How many lines in the records below hold the string "delle"? Please answer with the number and nothing more.

[Records from a dataset]
□ □ □ □

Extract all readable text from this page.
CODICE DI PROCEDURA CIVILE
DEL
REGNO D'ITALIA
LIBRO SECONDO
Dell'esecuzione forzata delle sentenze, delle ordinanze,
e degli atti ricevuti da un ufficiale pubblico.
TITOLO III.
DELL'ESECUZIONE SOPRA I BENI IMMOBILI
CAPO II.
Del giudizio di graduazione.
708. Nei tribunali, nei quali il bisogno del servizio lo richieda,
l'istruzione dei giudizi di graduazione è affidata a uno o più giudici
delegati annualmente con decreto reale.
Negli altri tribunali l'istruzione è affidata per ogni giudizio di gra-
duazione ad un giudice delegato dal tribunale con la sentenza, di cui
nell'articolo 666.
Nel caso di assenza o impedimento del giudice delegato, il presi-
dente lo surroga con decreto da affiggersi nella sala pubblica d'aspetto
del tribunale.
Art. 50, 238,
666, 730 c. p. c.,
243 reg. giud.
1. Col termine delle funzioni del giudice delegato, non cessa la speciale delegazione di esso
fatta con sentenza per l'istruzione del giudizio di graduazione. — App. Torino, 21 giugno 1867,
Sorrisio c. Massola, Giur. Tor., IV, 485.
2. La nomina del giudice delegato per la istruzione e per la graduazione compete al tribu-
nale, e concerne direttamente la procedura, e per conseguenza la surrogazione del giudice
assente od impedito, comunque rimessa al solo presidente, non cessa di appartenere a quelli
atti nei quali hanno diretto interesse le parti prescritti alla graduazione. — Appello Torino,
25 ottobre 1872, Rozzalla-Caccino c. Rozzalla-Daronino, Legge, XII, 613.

□ □ □ □

(REPLY TO THE EXERCISE): 2